Omit the pictures, then reproduce every remaining record exactly.

## Record set

════

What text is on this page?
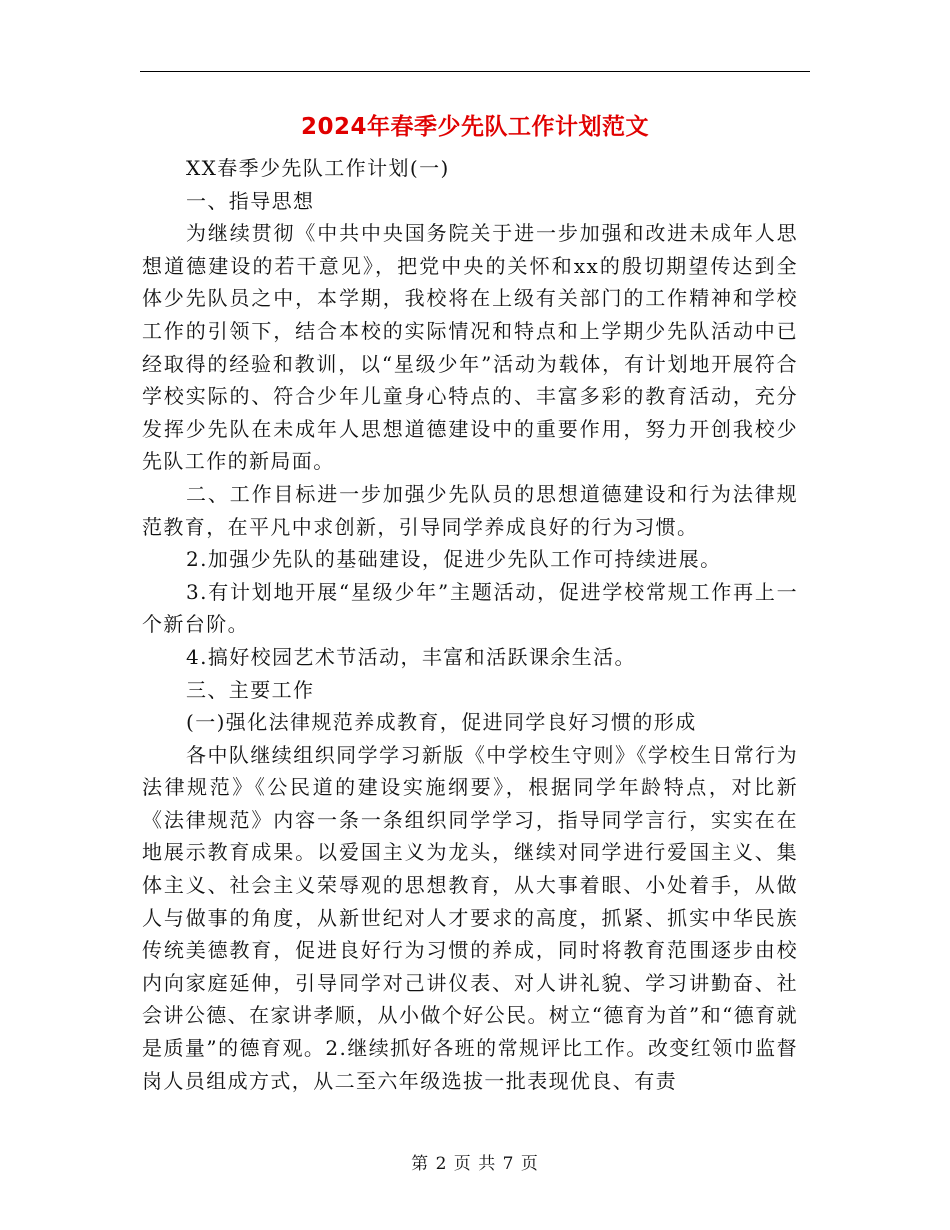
2024年春季少先队工作计划范文

XX春季少先队工作计划(一)

一、指导思想

为继续贯彻《中共中央国务院关于进一步加强和改进未成年人思想道德建设的若干意见》，把党中央的关怀和xx的殷切期望传达到全体少先队员之中，本学期，我校将在上级有关部门的工作精神和学校工作的引领下，结合本校的实际情况和特点和上学期少先队活动中已经取得的经验和教训，以“星级少年”活动为载体，有计划地开展符合学校实际的、符合少年儿童身心特点的、丰富多彩的教育活动，充分发挥少先队在未成年人思想道德建设中的重要作用，努力开创我校少先队工作的新局面。

二、工作目标进一步加强少先队员的思想道德建设和行为法律规范教育，在平凡中求创新，引导同学养成良好的行为习惯。

2.加强少先队的基础建设，促进少先队工作可持续进展。

3.有计划地开展“星级少年”主题活动，促进学校常规工作再上一个新台阶。

4.搞好校园艺术节活动，丰富和活跃课余生活。

三、主要工作

(一)强化法律规范养成教育，促进同学良好习惯的形成

各中队继续组织同学学习新版《中学校生守则》《学校生日常行为法律规范》《公民道的建设实施纲要》，根据同学年龄特点，对比新《法律规范》内容一条一条组织同学学习，指导同学言行，实实在在地展示教育成果。以爱国主义为龙头，继续对同学进行爱国主义、集体主义、社会主义荣辱观的思想教育，从大事着眼、小处着手，从做人与做事的角度，从新世纪对人才要求的高度，抓紧、抓实中华民族传统美德教育，促进良好行为习惯的养成，同时将教育范围逐步由校内向家庭延伸，引导同学对己讲仪表、对人讲礼貌、学习讲勤奋、社会讲公德、在家讲孝顺，从小做个好公民。树立“德育为首”和“德育就是质量”的德育观。2.继续抓好各班的常规评比工作。改变红领巾监督岗人员组成方式，从二至六年级选拔一批表现优良、有责

第 2 页 共 7 页
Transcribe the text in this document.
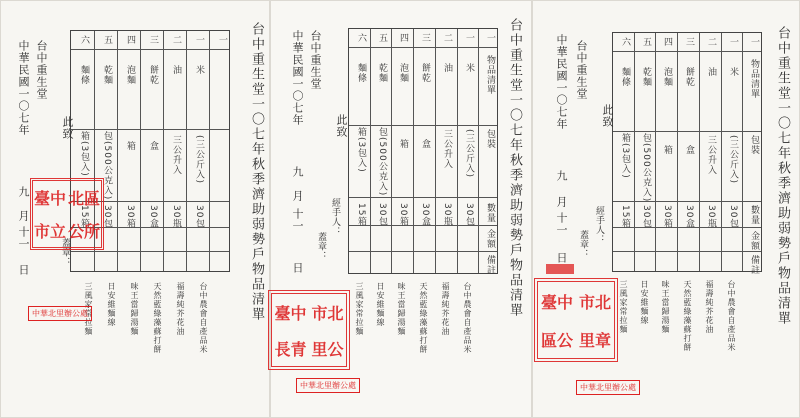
台中重生堂一〇七年秋季濟助弱勢戶物品清單
一
一
二
三
四
五
六
米
油
餅乾
泡麵
乾麵
麵條
(三公斤入)
三公升入
盒
箱
包(500公克入)
箱(3包入)
30包
30瓶
30盒
30箱
30包
15箱
台中農會自產品米
福壽純芥花油
天然藍綠藻蘇打餅
味王當歸湯麵
日安維麵線
三風家常拉麵
此致
台中重生堂
中華民國一〇七年
九
月
十一
日
蓋章：
臺中 北區
市立 公所
中華北里辦公處	台中重生堂一〇七年秋季濟助弱勢戶物品清單
一
物品清單
一
二
三
四
五
六
米
油
餅乾
泡麵
乾麵
麵條
包裝
(三公斤入)
三公升入
盒
箱
包(500公克入)
箱(3包入)
數量
30包
30瓶
30盒
30箱
30包
15箱
金額
備註
台中農會自產品米
福壽純芥花油
天然藍綠藻蘇打餅
味王當歸湯麵
日安維麵線
三風家常拉麵
此致
台中重生堂
中華民國一〇七年
九
月
十一
日
經手人：
蓋章：
臺中 市北
長青 里公
中華北里辦公處
台中重生堂一〇七年秋季濟助弱勢戶物品清單
一
物品清單
一
二
三
四
五
六
米
油
餅乾
泡麵
乾麵
麵條
包裝
(三公斤入)
三公升入
盒
箱
包(500公克入)
箱(3包入)
數量
30包
30瓶
30盒
30箱
30包
15箱
金額
備註
台中農會自產品米
福壽純芥花油
天然藍綠藻蘇打餅
味王當歸湯麵
日安維麵線
三風家常拉麵
此致
台中重生堂
中華民國一〇七年
九
月
十一
日
經手人：
蓋章：
臺中 市北
區公 里章
中華北里辦公處
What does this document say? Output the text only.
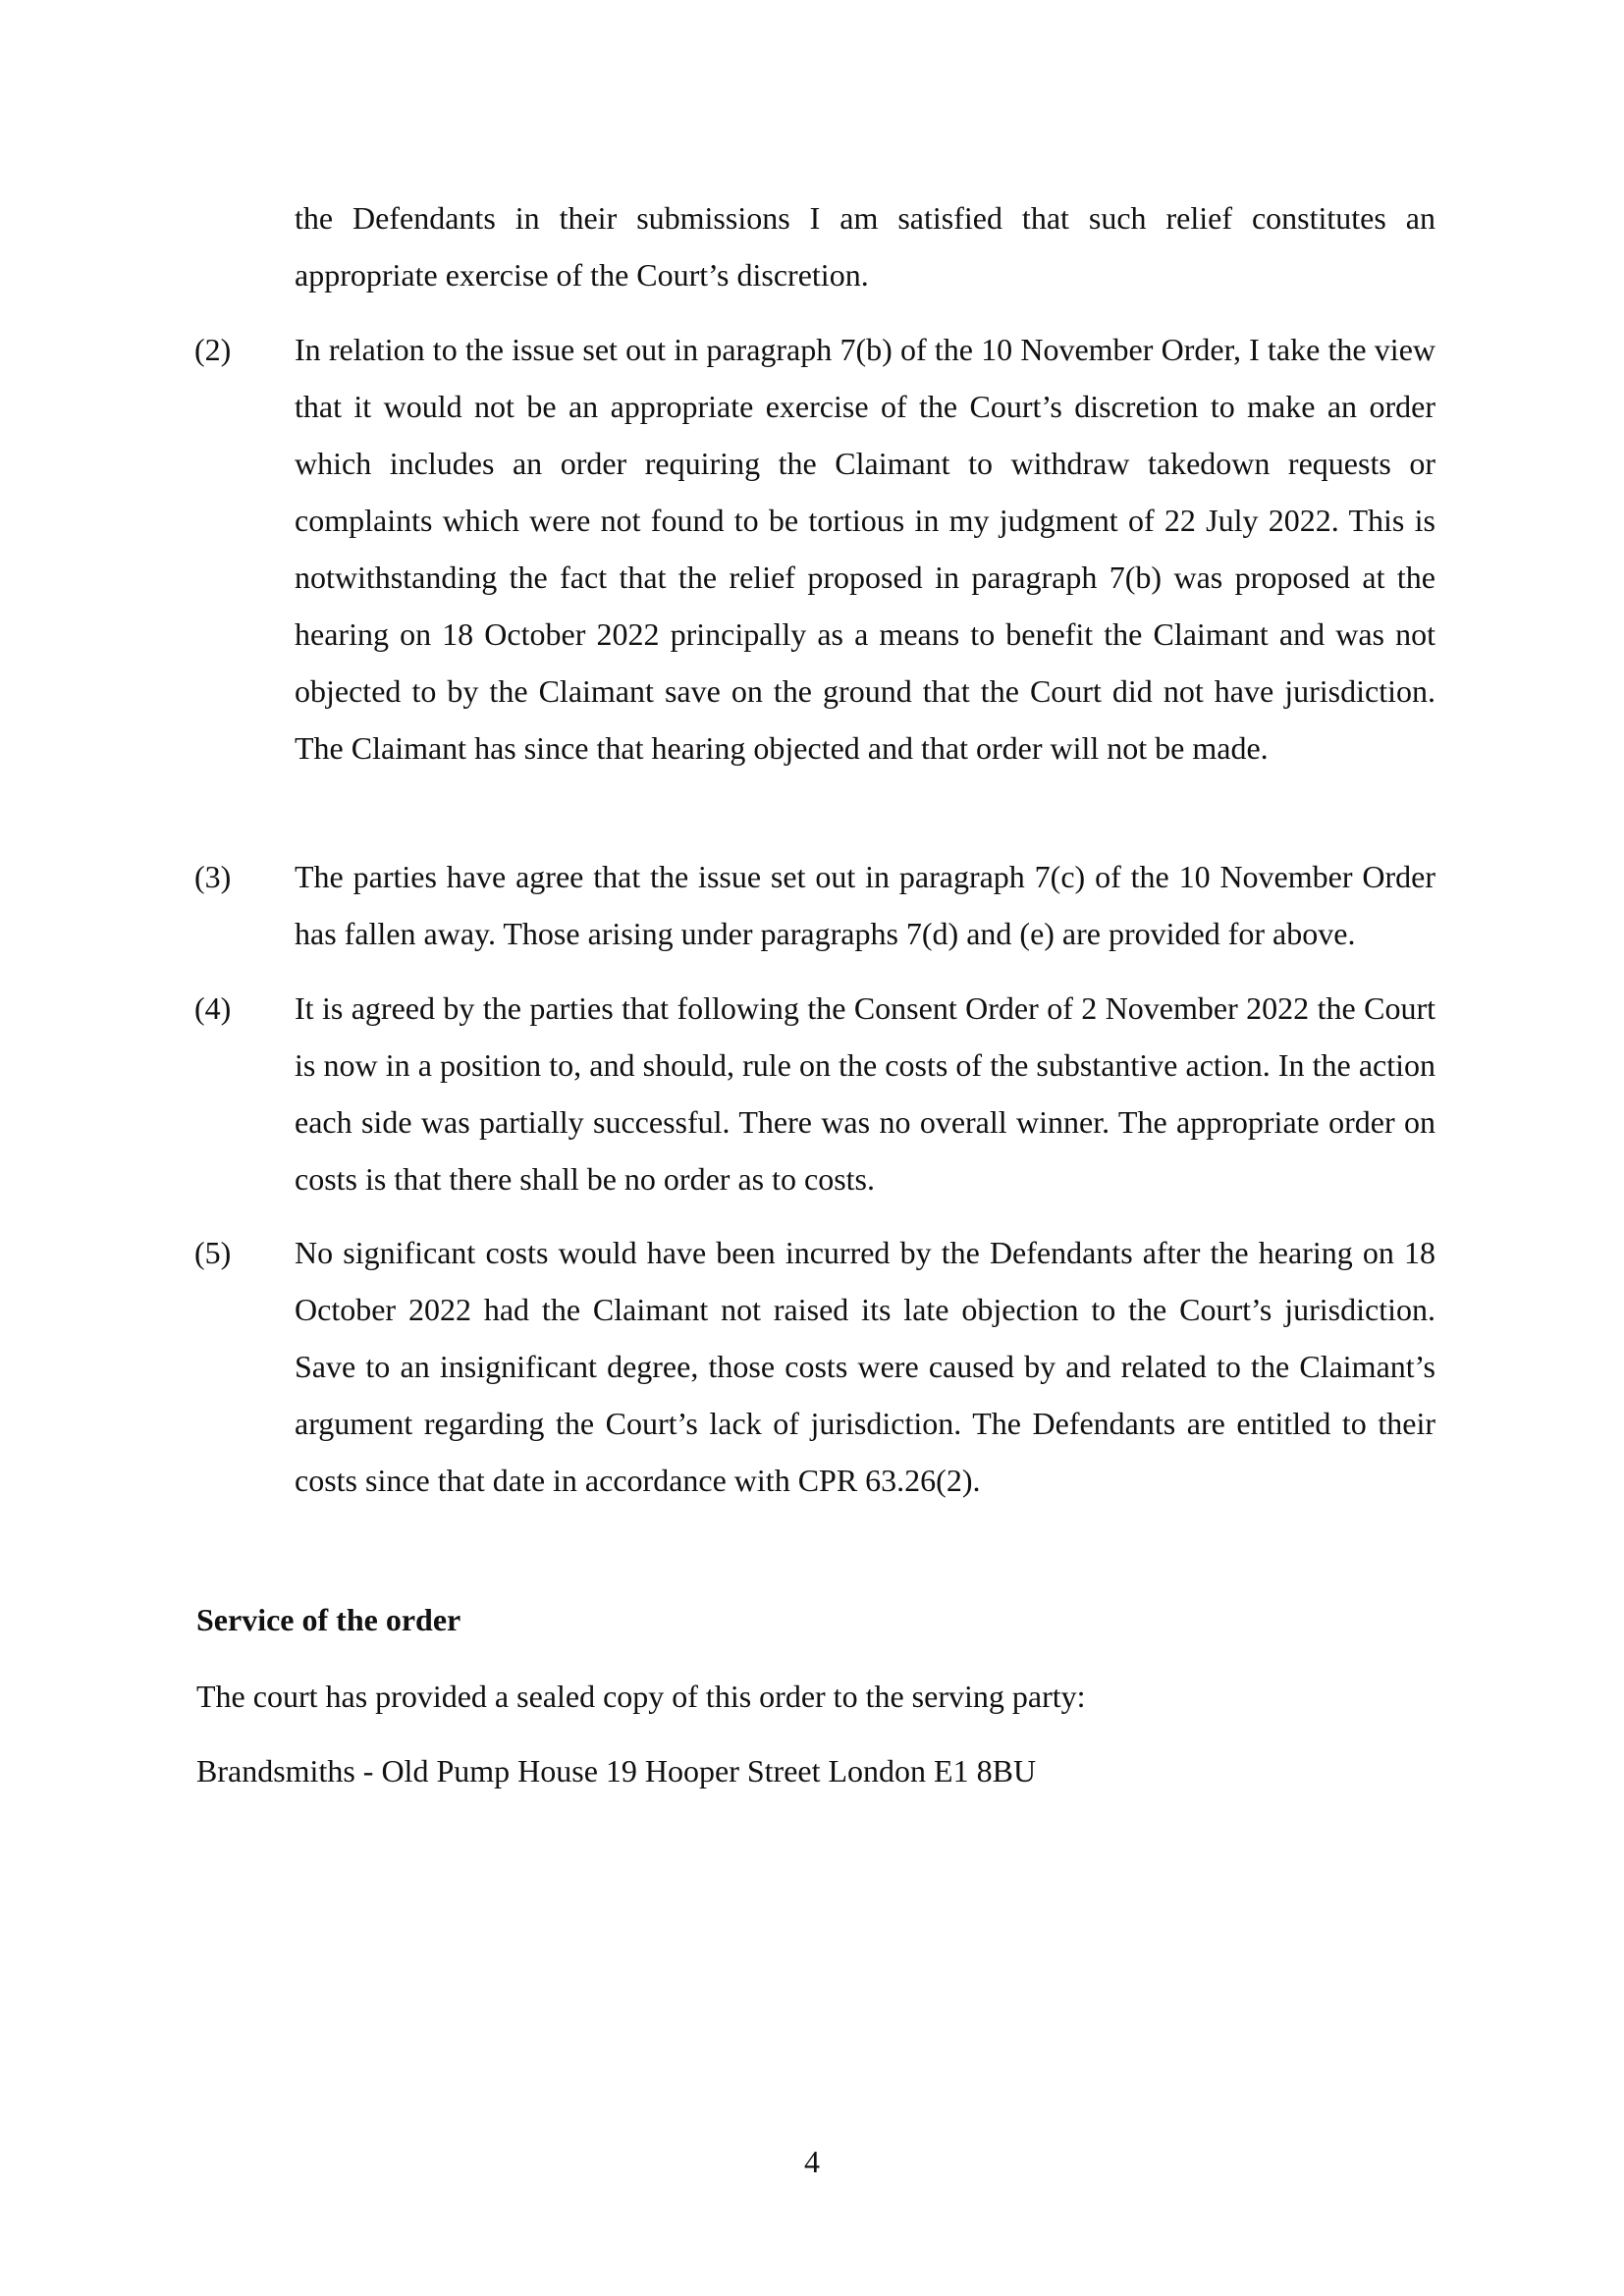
the Defendants in their submissions I am satisfied that such relief constitutes an appropriate exercise of the Court’s discretion.

(2) In relation to the issue set out in paragraph 7(b) of the 10 November Order, I take the view that it would not be an appropriate exercise of the Court’s discretion to make an order which includes an order requiring the Claimant to withdraw takedown requests or complaints which were not found to be tortious in my judgment of 22 July 2022. This is notwithstanding the fact that the relief proposed in paragraph 7(b) was proposed at the hearing on 18 October 2022 principally as a means to benefit the Claimant and was not objected to by the Claimant save on the ground that the Court did not have jurisdiction. The Claimant has since that hearing objected and that order will not be made.

(3) The parties have agree that the issue set out in paragraph 7(c) of the 10 November Order has fallen away. Those arising under paragraphs 7(d) and (e) are provided for above.

(4) It is agreed by the parties that following the Consent Order of 2 November 2022 the Court is now in a position to, and should, rule on the costs of the substantive action. In the action each side was partially successful. There was no overall winner. The appropriate order on costs is that there shall be no order as to costs.

(5) No significant costs would have been incurred by the Defendants after the hearing on 18 October 2022 had the Claimant not raised its late objection to the Court’s jurisdiction. Save to an insignificant degree, those costs were caused by and related to the Claimant’s argument regarding the Court’s lack of jurisdiction. The Defendants are entitled to their costs since that date in accordance with CPR 63.26(2).

Service of the order
The court has provided a sealed copy of this order to the serving party:
Brandsmiths - Old Pump House 19 Hooper Street London E1 8BU
4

════

## Result of the task
What text is on this page?
2024年春季少先队工作计划范文

XX春季少先队工作计划(一)

一、指导思想

为继续贯彻《中共中央国务院关于进一步加强和改进未成年人思想道德建设的若干意见》，把党中央的关怀和xx的殷切期望传达到全体少先队员之中，本学期，我校将在上级有关部门的工作精神和学校工作的引领下，结合本校的实际情况和特点和上学期少先队活动中已经取得的经验和教训，以“星级少年”活动为载体，有计划地开展符合学校实际的、符合少年儿童身心特点的、丰富多彩的教育活动，充分发挥少先队在未成年人思想道德建设中的重要作用，努力开创我校少先队工作的新局面。

二、工作目标进一步加强少先队员的思想道德建设和行为法律规范教育，在平凡中求创新，引导同学养成良好的行为习惯。

2.加强少先队的基础建设，促进少先队工作可持续进展。

3.有计划地开展“星级少年”主题活动，促进学校常规工作再上一个新台阶。

4.搞好校园艺术节活动，丰富和活跃课余生活。

三、主要工作

(一)强化法律规范养成教育，促进同学良好习惯的形成

各中队继续组织同学学习新版《中学校生守则》《学校生日常行为法律规范》《公民道的建设实施纲要》，根据同学年龄特点，对比新《法律规范》内容一条一条组织同学学习，指导同学言行，实实在在地展示教育成果。以爱国主义为龙头，继续对同学进行爱国主义、集体主义、社会主义荣辱观的思想教育，从大事着眼、小处着手，从做人与做事的角度，从新世纪对人才要求的高度，抓紧、抓实中华民族传统美德教育，促进良好行为习惯的养成，同时将教育范围逐步由校内向家庭延伸，引导同学对己讲仪表、对人讲礼貌、学习讲勤奋、社会讲公德、在家讲孝顺，从小做个好公民。树立“德育为首”和“德育就是质量”的德育观。2.继续抓好各班的常规评比工作。改变红领巾监督岗人员组成方式，从二至六年级选拔一批表现优良、有责

第 2 页 共 7 页
Transcribe the text in this document.
台中重生堂一〇七年秋季濟助弱勢戶物品清單
一
一
二
三
四
五
六
米
油
餅乾
泡麵
乾麵
麵條
(三公斤入)
三公升入
盒
箱
包(500公克入)
箱(3包入)
30包
30瓶
30盒
30箱
30包
15箱
台中農會自產品米
福壽純芥花油
天然藍綠藻蘇打餅
味王當歸湯麵
日安維麵線
三風家常拉麵
此致
台中重生堂
中華民國一〇七年
九
月
十一
日
蓋章：
臺中 北區
市立 公所
中華北里辦公處	台中重生堂一〇七年秋季濟助弱勢戶物品清單
一
物品清單
一
二
三
四
五
六
米
油
餅乾
泡麵
乾麵
麵條
包裝
(三公斤入)
三公升入
盒
箱
包(500公克入)
箱(3包入)
數量
30包
30瓶
30盒
30箱
30包
15箱
金額
備註
台中農會自產品米
福壽純芥花油
天然藍綠藻蘇打餅
味王當歸湯麵
日安維麵線
三風家常拉麵
此致
台中重生堂
中華民國一〇七年
九
月
十一
日
經手人：
蓋章：
臺中 市北
長青 里公
中華北里辦公處
台中重生堂一〇七年秋季濟助弱勢戶物品清單
一
物品清單
一
二
三
四
五
六
米
油
餅乾
泡麵
乾麵
麵條
包裝
(三公斤入)
三公升入
盒
箱
包(500公克入)
箱(3包入)
數量
30包
30瓶
30盒
30箱
30包
15箱
金額
備註
台中農會自產品米
福壽純芥花油
天然藍綠藻蘇打餅
味王當歸湯麵
日安維麵線
三風家常拉麵
此致
台中重生堂
中華民國一〇七年
九
月
十一
日
經手人：
蓋章：
臺中 市北
區公 里章
中華北里辦公處
What does this document say? Output the text only.
the Defendants in their submissions I am satisfied that such relief constitutes an appropriate exercise of the Court’s discretion.

(2) In relation to the issue set out in paragraph 7(b) of the 10 November Order, I take the view that it would not be an appropriate exercise of the Court’s discretion to make an order which includes an order requiring the Claimant to withdraw takedown requests or complaints which were not found to be tortious in my judgment of 22 July 2022. This is notwithstanding the fact that the relief proposed in paragraph 7(b) was proposed at the hearing on 18 October 2022 principally as a means to benefit the Claimant and was not objected to by the Claimant save on the ground that the Court did not have jurisdiction. The Claimant has since that hearing objected and that order will not be made.

(3) The parties have agree that the issue set out in paragraph 7(c) of the 10 November Order has fallen away. Those arising under paragraphs 7(d) and (e) are provided for above.

(4) It is agreed by the parties that following the Consent Order of 2 November 2022 the Court is now in a position to, and should, rule on the costs of the substantive action. In the action each side was partially successful. There was no overall winner. The appropriate order on costs is that there shall be no order as to costs.

(5) No significant costs would have been incurred by the Defendants after the hearing on 18 October 2022 had the Claimant not raised its late objection to the Court’s jurisdiction. Save to an insignificant degree, those costs were caused by and related to the Claimant’s argument regarding the Court’s lack of jurisdiction. The Defendants are entitled to their costs since that date in accordance with CPR 63.26(2).

Service of the order
The court has provided a sealed copy of this order to the serving party:
Brandsmiths - Old Pump House 19 Hooper Street London E1 8BU
4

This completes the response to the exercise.